##### Extracted material #####
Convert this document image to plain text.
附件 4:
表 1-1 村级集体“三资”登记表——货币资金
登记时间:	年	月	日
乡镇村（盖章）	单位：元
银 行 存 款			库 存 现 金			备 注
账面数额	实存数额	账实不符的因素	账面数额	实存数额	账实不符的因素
#####
__Do this__:
Print the records once more, exactly as they were given.

__The reply__:
Convert this document image to plain text.
附件 4:
表 1-1 村级集体“三资”登记表——货币资金
登记时间:	年	月	日
乡镇村（盖章）	单位：元
银 行 存 款			库 存 现 金			备 注
账面数额	实存数额	账实不符的因素	账面数额	实存数额	账实不符的因素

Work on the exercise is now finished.